-- BEGIN --

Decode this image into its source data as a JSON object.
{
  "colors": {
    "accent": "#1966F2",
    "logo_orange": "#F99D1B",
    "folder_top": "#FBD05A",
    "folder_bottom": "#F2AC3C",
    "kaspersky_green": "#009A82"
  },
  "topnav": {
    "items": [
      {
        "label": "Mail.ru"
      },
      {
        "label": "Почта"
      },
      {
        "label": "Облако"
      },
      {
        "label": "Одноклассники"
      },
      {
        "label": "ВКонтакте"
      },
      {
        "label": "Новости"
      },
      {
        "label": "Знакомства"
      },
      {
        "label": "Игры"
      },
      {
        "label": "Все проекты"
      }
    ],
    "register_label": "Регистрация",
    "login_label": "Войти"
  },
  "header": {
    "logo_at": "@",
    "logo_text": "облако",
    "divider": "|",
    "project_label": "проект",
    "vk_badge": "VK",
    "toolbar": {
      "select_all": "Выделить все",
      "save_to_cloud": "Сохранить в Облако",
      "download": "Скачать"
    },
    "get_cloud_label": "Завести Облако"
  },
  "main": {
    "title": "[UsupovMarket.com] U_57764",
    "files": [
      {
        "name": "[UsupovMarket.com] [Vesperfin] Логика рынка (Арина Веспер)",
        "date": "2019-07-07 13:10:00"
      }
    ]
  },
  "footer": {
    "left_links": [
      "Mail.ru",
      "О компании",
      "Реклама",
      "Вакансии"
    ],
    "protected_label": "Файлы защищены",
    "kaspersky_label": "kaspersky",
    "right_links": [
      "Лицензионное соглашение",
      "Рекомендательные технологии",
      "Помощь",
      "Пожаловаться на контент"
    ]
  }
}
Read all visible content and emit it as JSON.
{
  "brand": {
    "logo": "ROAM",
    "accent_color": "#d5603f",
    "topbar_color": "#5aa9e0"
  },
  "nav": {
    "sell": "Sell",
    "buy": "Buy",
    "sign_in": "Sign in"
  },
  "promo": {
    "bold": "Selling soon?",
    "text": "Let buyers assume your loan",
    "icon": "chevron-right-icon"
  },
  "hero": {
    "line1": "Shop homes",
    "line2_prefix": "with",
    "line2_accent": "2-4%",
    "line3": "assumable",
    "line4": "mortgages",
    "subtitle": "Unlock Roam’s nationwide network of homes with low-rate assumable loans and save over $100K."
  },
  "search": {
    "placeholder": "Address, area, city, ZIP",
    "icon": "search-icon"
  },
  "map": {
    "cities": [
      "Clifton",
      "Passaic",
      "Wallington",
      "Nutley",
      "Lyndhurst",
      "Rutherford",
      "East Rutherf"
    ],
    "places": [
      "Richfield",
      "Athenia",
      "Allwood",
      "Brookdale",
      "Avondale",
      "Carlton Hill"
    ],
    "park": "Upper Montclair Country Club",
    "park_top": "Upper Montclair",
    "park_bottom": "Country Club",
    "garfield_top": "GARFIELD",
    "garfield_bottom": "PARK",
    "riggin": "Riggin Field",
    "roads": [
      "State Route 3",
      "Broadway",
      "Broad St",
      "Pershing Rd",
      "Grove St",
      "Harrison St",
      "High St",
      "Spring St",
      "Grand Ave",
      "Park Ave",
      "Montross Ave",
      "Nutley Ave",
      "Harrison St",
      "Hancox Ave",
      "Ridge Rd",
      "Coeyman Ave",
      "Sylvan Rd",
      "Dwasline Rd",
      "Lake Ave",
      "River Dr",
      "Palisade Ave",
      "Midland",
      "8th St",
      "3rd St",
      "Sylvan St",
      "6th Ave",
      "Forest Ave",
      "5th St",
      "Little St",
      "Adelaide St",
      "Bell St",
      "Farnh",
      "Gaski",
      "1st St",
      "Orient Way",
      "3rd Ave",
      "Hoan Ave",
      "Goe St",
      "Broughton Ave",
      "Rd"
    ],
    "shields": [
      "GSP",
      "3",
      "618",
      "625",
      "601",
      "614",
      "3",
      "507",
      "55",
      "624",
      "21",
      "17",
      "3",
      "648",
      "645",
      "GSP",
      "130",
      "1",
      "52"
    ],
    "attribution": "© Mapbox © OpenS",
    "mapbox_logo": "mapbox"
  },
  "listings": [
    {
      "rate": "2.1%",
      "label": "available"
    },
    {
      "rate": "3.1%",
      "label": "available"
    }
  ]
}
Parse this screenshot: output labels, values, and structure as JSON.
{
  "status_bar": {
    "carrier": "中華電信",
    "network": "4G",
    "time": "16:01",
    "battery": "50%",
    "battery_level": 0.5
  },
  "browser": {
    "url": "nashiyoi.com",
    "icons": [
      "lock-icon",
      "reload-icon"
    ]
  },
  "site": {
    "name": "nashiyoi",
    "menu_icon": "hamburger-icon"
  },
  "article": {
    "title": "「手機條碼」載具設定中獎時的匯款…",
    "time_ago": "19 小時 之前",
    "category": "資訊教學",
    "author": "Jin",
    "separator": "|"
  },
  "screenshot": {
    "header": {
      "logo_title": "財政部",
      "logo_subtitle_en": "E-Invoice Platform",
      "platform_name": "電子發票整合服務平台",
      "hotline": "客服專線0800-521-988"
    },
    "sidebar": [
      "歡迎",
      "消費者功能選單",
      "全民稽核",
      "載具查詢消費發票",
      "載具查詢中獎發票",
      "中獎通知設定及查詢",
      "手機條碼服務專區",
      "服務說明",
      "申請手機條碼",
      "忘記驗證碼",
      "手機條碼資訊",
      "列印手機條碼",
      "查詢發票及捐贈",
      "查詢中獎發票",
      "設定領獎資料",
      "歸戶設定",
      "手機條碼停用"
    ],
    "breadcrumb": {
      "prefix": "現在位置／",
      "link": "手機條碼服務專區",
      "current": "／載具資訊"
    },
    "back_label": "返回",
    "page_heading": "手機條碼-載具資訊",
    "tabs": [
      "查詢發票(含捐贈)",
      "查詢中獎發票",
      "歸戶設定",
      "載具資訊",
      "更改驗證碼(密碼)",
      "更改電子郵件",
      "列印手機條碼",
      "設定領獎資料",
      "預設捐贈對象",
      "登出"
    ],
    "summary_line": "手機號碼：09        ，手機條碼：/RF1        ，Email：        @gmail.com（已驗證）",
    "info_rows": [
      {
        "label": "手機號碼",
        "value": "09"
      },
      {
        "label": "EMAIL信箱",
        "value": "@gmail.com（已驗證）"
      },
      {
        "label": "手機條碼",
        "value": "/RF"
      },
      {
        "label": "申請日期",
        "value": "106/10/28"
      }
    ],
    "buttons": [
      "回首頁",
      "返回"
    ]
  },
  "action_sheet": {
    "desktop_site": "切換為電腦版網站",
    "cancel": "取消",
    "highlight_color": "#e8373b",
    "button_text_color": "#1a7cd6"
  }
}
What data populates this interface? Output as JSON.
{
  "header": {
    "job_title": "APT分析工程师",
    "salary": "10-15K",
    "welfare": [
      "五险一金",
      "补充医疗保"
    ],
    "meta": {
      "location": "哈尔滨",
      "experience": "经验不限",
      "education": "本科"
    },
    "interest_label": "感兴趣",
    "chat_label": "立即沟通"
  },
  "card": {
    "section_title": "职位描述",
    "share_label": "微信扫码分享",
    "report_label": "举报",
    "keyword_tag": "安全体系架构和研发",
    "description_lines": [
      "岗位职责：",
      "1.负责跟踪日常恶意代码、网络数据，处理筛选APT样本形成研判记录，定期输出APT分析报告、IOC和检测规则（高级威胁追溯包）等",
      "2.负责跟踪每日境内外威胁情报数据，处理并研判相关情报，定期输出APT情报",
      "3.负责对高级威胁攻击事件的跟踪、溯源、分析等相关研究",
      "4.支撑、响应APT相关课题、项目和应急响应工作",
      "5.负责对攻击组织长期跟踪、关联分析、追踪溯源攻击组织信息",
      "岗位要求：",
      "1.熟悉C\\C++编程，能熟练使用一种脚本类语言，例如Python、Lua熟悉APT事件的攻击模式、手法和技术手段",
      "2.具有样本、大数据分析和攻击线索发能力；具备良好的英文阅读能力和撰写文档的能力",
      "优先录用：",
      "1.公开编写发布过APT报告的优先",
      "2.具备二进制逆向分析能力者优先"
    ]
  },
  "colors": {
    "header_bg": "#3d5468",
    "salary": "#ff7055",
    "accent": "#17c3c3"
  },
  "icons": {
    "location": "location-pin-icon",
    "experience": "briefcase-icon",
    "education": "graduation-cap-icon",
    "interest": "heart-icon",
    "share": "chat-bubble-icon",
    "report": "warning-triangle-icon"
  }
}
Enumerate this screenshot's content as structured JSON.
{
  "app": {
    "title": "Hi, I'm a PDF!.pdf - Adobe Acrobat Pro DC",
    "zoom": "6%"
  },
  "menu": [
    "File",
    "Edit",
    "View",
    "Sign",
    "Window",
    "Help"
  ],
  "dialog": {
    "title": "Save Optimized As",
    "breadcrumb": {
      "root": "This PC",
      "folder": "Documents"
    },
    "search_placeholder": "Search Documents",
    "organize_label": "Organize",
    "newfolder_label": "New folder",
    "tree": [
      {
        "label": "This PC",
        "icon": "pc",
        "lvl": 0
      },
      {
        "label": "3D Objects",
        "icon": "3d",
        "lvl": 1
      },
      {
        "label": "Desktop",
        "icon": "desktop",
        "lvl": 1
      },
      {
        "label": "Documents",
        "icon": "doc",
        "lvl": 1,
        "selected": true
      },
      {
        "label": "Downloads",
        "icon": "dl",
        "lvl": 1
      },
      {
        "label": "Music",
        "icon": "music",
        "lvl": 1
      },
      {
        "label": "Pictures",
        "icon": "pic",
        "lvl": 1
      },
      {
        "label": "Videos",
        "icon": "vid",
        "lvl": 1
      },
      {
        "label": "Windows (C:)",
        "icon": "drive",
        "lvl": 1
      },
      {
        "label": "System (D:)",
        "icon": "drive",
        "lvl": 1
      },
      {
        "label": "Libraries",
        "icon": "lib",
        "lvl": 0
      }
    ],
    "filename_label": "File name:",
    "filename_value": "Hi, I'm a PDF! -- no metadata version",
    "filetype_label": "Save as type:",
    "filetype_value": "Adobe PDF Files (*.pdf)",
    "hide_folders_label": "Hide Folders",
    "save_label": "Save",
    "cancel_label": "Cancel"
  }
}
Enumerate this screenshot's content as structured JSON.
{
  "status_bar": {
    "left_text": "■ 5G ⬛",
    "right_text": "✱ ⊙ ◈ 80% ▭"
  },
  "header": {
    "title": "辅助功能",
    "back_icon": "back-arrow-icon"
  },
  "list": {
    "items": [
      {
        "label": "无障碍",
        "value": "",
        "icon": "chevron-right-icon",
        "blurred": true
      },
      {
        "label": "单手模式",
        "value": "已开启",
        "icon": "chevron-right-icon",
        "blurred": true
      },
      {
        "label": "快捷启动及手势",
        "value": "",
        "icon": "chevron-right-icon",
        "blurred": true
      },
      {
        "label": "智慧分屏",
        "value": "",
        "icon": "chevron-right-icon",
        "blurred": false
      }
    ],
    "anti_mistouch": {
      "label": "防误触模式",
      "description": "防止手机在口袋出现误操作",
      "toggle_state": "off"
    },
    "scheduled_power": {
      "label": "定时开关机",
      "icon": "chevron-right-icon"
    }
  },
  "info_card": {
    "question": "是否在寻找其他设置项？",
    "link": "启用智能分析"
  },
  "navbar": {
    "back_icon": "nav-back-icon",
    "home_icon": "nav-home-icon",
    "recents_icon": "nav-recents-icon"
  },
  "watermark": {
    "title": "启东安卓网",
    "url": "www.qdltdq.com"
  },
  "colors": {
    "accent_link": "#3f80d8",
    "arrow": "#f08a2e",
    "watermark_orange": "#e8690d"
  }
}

-- END --

» **EXERCISE**:
Which lines contain "Documents"? Show each of them.

» **EXERCISE OUTPUT**:
      "folder": "Documents"
    "search_placeholder": "Search Documents",
        "label": "Documents",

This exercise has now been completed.